WHAT THE TASK REQUIRES
Print the whole listing exactly.

── SUPPLIED ENTRIES

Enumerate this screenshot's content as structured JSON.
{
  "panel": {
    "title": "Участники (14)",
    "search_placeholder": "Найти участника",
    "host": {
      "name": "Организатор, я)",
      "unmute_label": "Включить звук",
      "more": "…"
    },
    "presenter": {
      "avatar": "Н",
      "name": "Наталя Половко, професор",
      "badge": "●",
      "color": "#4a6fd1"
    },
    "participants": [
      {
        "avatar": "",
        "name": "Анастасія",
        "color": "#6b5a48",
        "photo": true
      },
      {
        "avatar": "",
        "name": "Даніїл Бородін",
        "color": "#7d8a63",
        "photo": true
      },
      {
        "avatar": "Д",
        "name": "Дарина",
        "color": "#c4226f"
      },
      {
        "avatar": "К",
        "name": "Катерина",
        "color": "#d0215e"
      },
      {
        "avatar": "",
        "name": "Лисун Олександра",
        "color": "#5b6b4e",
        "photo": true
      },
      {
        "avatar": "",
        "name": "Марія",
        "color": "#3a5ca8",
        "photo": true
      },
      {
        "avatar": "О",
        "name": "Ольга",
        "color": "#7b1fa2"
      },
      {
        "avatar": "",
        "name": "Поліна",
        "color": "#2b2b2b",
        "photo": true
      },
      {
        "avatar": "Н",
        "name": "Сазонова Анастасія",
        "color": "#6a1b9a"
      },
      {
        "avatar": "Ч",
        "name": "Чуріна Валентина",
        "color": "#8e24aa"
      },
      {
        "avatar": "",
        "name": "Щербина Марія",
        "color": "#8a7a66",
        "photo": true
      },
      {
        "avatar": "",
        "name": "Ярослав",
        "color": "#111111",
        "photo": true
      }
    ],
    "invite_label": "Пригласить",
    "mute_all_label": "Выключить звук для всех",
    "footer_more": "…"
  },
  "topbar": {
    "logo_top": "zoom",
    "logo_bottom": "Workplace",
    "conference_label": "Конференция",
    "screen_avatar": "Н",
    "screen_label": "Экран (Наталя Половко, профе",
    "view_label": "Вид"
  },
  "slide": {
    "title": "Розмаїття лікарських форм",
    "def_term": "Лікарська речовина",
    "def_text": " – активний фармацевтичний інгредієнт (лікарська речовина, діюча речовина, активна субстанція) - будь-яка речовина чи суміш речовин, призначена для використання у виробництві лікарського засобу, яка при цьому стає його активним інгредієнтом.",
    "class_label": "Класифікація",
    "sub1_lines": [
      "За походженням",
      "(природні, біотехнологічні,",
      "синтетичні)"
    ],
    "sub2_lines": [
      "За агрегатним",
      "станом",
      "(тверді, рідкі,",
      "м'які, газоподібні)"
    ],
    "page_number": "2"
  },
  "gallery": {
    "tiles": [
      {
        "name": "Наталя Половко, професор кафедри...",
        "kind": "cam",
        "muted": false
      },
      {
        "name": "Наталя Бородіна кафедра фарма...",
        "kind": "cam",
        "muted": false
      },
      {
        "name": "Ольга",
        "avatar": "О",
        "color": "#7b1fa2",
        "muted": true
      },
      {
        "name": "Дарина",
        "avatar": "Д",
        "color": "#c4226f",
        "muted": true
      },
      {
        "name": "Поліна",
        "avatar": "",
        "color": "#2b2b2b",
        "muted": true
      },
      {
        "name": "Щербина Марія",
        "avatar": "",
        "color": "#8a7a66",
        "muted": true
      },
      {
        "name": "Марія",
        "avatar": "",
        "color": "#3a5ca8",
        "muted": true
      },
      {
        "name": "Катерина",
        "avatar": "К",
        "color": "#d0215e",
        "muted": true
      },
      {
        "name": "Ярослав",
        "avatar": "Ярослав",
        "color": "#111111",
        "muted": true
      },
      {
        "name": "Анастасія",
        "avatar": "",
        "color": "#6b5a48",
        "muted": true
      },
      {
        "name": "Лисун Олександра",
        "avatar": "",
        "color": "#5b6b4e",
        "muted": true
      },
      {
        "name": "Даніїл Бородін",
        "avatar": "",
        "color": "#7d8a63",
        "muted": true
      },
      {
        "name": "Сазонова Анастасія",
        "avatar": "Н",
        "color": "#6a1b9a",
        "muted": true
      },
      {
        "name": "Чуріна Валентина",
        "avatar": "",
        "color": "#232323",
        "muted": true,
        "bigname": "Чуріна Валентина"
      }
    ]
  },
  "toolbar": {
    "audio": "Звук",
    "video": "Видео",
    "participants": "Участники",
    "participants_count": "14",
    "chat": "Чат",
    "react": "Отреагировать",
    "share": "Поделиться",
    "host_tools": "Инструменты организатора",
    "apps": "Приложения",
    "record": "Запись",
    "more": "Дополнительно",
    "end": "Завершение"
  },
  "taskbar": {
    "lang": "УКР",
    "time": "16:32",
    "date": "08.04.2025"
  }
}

────

CORRECT OUTPUT
Enumerate this screenshot's content as structured JSON.
{
  "panel": {
    "title": "Участники (14)",
    "search_placeholder": "Найти участника",
    "host": {
      "name": "Организатор, я)",
      "unmute_label": "Включить звук",
      "more": "…"
    },
    "presenter": {
      "avatar": "Н",
      "name": "Наталя Половко, професор",
      "badge": "●",
      "color": "#4a6fd1"
    },
    "participants": [
      {
        "avatar": "",
        "name": "Анастасія",
        "color": "#6b5a48",
        "photo": true
      },
      {
        "avatar": "",
        "name": "Даніїл Бородін",
        "color": "#7d8a63",
        "photo": true
      },
      {
        "avatar": "Д",
        "name": "Дарина",
        "color": "#c4226f"
      },
      {
        "avatar": "К",
        "name": "Катерина",
        "color": "#d0215e"
      },
      {
        "avatar": "",
        "name": "Лисун Олександра",
        "color": "#5b6b4e",
        "photo": true
      },
      {
        "avatar": "",
        "name": "Марія",
        "color": "#3a5ca8",
        "photo": true
      },
      {
        "avatar": "О",
        "name": "Ольга",
        "color": "#7b1fa2"
      },
      {
        "avatar": "",
        "name": "Поліна",
        "color": "#2b2b2b",
        "photo": true
      },
      {
        "avatar": "Н",
        "name": "Сазонова Анастасія",
        "color": "#6a1b9a"
      },
      {
        "avatar": "Ч",
        "name": "Чуріна Валентина",
        "color": "#8e24aa"
      },
      {
        "avatar": "",
        "name": "Щербина Марія",
        "color": "#8a7a66",
        "photo": true
      },
      {
        "avatar": "",
        "name": "Ярослав",
        "color": "#111111",
        "photo": true
      }
    ],
    "invite_label": "Пригласить",
    "mute_all_label": "Выключить звук для всех",
    "footer_more": "…"
  },
  "topbar": {
    "logo_top": "zoom",
    "logo_bottom": "Workplace",
    "conference_label": "Конференция",
    "screen_avatar": "Н",
    "screen_label": "Экран (Наталя Половко, профе",
    "view_label": "Вид"
  },
  "slide": {
    "title": "Розмаїття лікарських форм",
    "def_term": "Лікарська речовина",
    "def_text": " – активний фармацевтичний інгредієнт (лікарська речовина, діюча речовина, активна субстанція) - будь-яка речовина чи суміш речовин, призначена для використання у виробництві лікарського засобу, яка при цьому стає його активним інгредієнтом.",
    "class_label": "Класифікація",
    "sub1_lines": [
      "За походженням",
      "(природні, біотехнологічні,",
      "синтетичні)"
    ],
    "sub2_lines": [
      "За агрегатним",
      "станом",
      "(тверді, рідкі,",
      "м'які, газоподібні)"
    ],
    "page_number": "2"
  },
  "gallery": {
    "tiles": [
      {
        "name": "Наталя Половко, професор кафедри...",
        "kind": "cam",
        "muted": false
      },
      {
        "name": "Наталя Бородіна кафедра фарма...",
        "kind": "cam",
        "muted": false
      },
      {
        "name": "Ольга",
        "avatar": "О",
        "color": "#7b1fa2",
        "muted": true
      },
      {
        "name": "Дарина",
        "avatar": "Д",
        "color": "#c4226f",
        "muted": true
      },
      {
        "name": "Поліна",
        "avatar": "",
        "color": "#2b2b2b",
        "muted": true
      },
      {
        "name": "Щербина Марія",
        "avatar": "",
        "color": "#8a7a66",
        "muted": true
      },
      {
        "name": "Марія",
        "avatar": "",
        "color": "#3a5ca8",
        "muted": true
      },
      {
        "name": "Катерина",
        "avatar": "К",
        "color": "#d0215e",
        "muted": true
      },
      {
        "name": "Ярослав",
        "avatar": "Ярослав",
        "color": "#111111",
        "muted": true
      },
      {
        "name": "Анастасія",
        "avatar": "",
        "color": "#6b5a48",
        "muted": true
      },
      {
        "name": "Лисун Олександра",
        "avatar": "",
        "color": "#5b6b4e",
        "muted": true
      },
      {
        "name": "Даніїл Бородін",
        "avatar": "",
        "color": "#7d8a63",
        "muted": true
      },
      {
        "name": "Сазонова Анастасія",
        "avatar": "Н",
        "color": "#6a1b9a",
        "muted": true
      },
      {
        "name": "Чуріна Валентина",
        "avatar": "",
        "color": "#232323",
        "muted": true,
        "bigname": "Чуріна Валентина"
      }
    ]
  },
  "toolbar": {
    "audio": "Звук",
    "video": "Видео",
    "participants": "Участники",
    "participants_count": "14",
    "chat": "Чат",
    "react": "Отреагировать",
    "share": "Поделиться",
    "host_tools": "Инструменты организатора",
    "apps": "Приложения",
    "record": "Запись",
    "more": "Дополнительно",
    "end": "Завершение"
  },
  "taskbar": {
    "lang": "УКР",
    "time": "16:32",
    "date": "08.04.2025"
  }
}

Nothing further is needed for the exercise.